Excerpt from a dataset
"""
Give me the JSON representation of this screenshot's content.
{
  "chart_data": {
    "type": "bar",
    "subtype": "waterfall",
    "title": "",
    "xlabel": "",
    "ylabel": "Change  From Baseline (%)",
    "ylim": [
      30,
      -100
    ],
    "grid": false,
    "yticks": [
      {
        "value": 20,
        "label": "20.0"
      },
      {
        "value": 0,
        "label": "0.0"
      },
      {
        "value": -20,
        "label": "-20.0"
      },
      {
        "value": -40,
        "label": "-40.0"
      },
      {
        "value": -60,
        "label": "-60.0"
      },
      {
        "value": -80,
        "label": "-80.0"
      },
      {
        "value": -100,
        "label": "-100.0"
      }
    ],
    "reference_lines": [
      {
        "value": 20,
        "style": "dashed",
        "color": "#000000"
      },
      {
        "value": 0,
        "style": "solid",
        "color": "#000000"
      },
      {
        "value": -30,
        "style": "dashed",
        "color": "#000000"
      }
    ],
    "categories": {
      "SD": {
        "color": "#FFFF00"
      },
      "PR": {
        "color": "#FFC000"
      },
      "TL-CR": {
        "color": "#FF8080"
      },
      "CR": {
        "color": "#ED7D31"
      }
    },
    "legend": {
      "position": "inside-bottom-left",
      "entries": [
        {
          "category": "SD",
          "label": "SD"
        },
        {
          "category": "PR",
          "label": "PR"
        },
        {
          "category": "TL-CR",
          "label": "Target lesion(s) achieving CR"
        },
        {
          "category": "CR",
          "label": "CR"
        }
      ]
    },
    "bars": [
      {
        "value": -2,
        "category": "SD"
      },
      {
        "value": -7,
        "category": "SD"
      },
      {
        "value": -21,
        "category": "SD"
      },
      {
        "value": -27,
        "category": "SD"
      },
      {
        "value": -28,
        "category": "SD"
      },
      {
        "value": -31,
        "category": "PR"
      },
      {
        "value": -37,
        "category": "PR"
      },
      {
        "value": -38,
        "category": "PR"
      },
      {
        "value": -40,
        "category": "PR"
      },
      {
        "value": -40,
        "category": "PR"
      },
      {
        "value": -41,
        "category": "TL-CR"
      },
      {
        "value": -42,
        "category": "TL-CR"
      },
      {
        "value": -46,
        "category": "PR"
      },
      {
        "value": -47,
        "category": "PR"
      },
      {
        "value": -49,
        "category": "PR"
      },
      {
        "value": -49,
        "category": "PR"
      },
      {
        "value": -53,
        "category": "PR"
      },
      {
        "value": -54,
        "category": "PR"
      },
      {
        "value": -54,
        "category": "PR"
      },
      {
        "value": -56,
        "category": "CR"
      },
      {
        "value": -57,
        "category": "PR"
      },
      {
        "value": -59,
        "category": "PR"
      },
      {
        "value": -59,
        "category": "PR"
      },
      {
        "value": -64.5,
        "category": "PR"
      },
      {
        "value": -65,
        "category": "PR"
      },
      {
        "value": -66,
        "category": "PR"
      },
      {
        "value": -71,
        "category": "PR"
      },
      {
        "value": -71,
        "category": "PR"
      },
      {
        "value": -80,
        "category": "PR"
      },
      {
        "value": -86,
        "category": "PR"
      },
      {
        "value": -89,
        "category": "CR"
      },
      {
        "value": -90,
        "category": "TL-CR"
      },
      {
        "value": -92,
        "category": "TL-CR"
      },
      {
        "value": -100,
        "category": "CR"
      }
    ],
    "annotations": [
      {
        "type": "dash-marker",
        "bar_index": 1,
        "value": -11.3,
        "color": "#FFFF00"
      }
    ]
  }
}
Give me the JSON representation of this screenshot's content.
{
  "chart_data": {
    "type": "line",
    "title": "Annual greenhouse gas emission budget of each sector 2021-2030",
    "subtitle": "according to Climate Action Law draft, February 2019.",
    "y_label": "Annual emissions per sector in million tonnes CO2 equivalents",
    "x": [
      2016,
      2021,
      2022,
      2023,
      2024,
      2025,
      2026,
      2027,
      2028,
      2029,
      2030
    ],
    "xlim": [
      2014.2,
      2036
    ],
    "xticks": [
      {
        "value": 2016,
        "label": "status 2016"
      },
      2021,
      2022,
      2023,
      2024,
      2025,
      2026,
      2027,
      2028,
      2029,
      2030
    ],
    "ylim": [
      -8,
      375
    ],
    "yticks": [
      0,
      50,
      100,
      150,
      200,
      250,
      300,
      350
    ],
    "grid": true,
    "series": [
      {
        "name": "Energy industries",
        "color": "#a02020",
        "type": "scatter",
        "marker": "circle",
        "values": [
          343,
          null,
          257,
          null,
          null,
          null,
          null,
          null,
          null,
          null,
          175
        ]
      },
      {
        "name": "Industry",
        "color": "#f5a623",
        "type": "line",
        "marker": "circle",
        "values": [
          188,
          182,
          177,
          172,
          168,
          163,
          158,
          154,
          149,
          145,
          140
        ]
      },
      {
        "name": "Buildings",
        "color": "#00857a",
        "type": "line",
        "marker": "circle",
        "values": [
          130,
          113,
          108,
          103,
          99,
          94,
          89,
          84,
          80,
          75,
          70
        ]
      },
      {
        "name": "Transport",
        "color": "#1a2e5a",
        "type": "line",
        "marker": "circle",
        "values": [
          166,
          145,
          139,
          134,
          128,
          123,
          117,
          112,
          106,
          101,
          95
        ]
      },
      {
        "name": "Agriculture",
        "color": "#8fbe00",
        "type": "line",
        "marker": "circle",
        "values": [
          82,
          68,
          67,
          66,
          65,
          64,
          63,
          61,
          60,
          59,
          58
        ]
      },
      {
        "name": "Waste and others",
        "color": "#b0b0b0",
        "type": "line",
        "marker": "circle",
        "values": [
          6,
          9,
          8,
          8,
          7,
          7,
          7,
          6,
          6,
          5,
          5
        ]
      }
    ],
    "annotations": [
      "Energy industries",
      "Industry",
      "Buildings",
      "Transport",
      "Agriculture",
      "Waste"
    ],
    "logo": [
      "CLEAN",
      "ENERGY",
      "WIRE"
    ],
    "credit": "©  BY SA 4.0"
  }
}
"""
Written instruction: Reproduce each entry from the records above, character for character.

Answer for this exercise:
Give me the JSON representation of this screenshot's content.
{
  "chart_data": {
    "type": "bar",
    "subtype": "waterfall",
    "title": "",
    "xlabel": "",
    "ylabel": "Change  From Baseline (%)",
    "ylim": [
      30,
      -100
    ],
    "grid": false,
    "yticks": [
      {
        "value": 20,
        "label": "20.0"
      },
      {
        "value": 0,
        "label": "0.0"
      },
      {
        "value": -20,
        "label": "-20.0"
      },
      {
        "value": -40,
        "label": "-40.0"
      },
      {
        "value": -60,
        "label": "-60.0"
      },
      {
        "value": -80,
        "label": "-80.0"
      },
      {
        "value": -100,
        "label": "-100.0"
      }
    ],
    "reference_lines": [
      {
        "value": 20,
        "style": "dashed",
        "color": "#000000"
      },
      {
        "value": 0,
        "style": "solid",
        "color": "#000000"
      },
      {
        "value": -30,
        "style": "dashed",
        "color": "#000000"
      }
    ],
    "categories": {
      "SD": {
        "color": "#FFFF00"
      },
      "PR": {
        "color": "#FFC000"
      },
      "TL-CR": {
        "color": "#FF8080"
      },
      "CR": {
        "color": "#ED7D31"
      }
    },
    "legend": {
      "position": "inside-bottom-left",
      "entries": [
        {
          "category": "SD",
          "label": "SD"
        },
        {
          "category": "PR",
          "label": "PR"
        },
        {
          "category": "TL-CR",
          "label": "Target lesion(s) achieving CR"
        },
        {
          "category": "CR",
          "label": "CR"
        }
      ]
    },
    "bars": [
      {
        "value": -2,
        "category": "SD"
      },
      {
        "value": -7,
        "category": "SD"
      },
      {
        "value": -21,
        "category": "SD"
      },
      {
        "value": -27,
        "category": "SD"
      },
      {
        "value": -28,
        "category": "SD"
      },
      {
        "value": -31,
        "category": "PR"
      },
      {
        "value": -37,
        "category": "PR"
      },
      {
        "value": -38,
        "category": "PR"
      },
      {
        "value": -40,
        "category": "PR"
      },
      {
        "value": -40,
        "category": "PR"
      },
      {
        "value": -41,
        "category": "TL-CR"
      },
      {
        "value": -42,
        "category": "TL-CR"
      },
      {
        "value": -46,
        "category": "PR"
      },
      {
        "value": -47,
        "category": "PR"
      },
      {
        "value": -49,
        "category": "PR"
      },
      {
        "value": -49,
        "category": "PR"
      },
      {
        "value": -53,
        "category": "PR"
      },
      {
        "value": -54,
        "category": "PR"
      },
      {
        "value": -54,
        "category": "PR"
      },
      {
        "value": -56,
        "category": "CR"
      },
      {
        "value": -57,
        "category": "PR"
      },
      {
        "value": -59,
        "category": "PR"
      },
      {
        "value": -59,
        "category": "PR"
      },
      {
        "value": -64.5,
        "category": "PR"
      },
      {
        "value": -65,
        "category": "PR"
      },
      {
        "value": -66,
        "category": "PR"
      },
      {
        "value": -71,
        "category": "PR"
      },
      {
        "value": -71,
        "category": "PR"
      },
      {
        "value": -80,
        "category": "PR"
      },
      {
        "value": -86,
        "category": "PR"
      },
      {
        "value": -89,
        "category": "CR"
      },
      {
        "value": -90,
        "category": "TL-CR"
      },
      {
        "value": -92,
        "category": "TL-CR"
      },
      {
        "value": -100,
        "category": "CR"
      }
    ],
    "annotations": [
      {
        "type": "dash-marker",
        "bar_index": 1,
        "value": -11.3,
        "color": "#FFFF00"
      }
    ]
  }
}
Give me the JSON representation of this screenshot's content.
{
  "chart_data": {
    "type": "line",
    "title": "Annual greenhouse gas emission budget of each sector 2021-2030",
    "subtitle": "according to Climate Action Law draft, February 2019.",
    "y_label": "Annual emissions per sector in million tonnes CO2 equivalents",
    "x": [
      2016,
      2021,
      2022,
      2023,
      2024,
      2025,
      2026,
      2027,
      2028,
      2029,
      2030
    ],
    "xlim": [
      2014.2,
      2036
    ],
    "xticks": [
      {
        "value": 2016,
        "label": "status 2016"
      },
      2021,
      2022,
      2023,
      2024,
      2025,
      2026,
      2027,
      2028,
      2029,
      2030
    ],
    "ylim": [
      -8,
      375
    ],
    "yticks": [
      0,
      50,
      100,
      150,
      200,
      250,
      300,
      350
    ],
    "grid": true,
    "series": [
      {
        "name": "Energy industries",
        "color": "#a02020",
        "type": "scatter",
        "marker": "circle",
        "values": [
          343,
          null,
          257,
          null,
          null,
          null,
          null,
          null,
          null,
          null,
          175
        ]
      },
      {
        "name": "Industry",
        "color": "#f5a623",
        "type": "line",
        "marker": "circle",
        "values": [
          188,
          182,
          177,
          172,
          168,
          163,
          158,
          154,
          149,
          145,
          140
        ]
      },
      {
        "name": "Buildings",
        "color": "#00857a",
        "type": "line",
        "marker": "circle",
        "values": [
          130,
          113,
          108,
          103,
          99,
          94,
          89,
          84,
          80,
          75,
          70
        ]
      },
      {
        "name": "Transport",
        "color": "#1a2e5a",
        "type": "line",
        "marker": "circle",
        "values": [
          166,
          145,
          139,
          134,
          128,
          123,
          117,
          112,
          106,
          101,
          95
        ]
      },
      {
        "name": "Agriculture",
        "color": "#8fbe00",
        "type": "line",
        "marker": "circle",
        "values": [
          82,
          68,
          67,
          66,
          65,
          64,
          63,
          61,
          60,
          59,
          58
        ]
      },
      {
        "name": "Waste and others",
        "color": "#b0b0b0",
        "type": "line",
        "marker": "circle",
        "values": [
          6,
          9,
          8,
          8,
          7,
          7,
          7,
          6,
          6,
          5,
          5
        ]
      }
    ],
    "annotations": [
      "Energy industries",
      "Industry",
      "Buildings",
      "Transport",
      "Agriculture",
      "Waste"
    ],
    "logo": [
      "CLEAN",
      "ENERGY",
      "WIRE"
    ],
    "credit": "©  BY SA 4.0"
  }
}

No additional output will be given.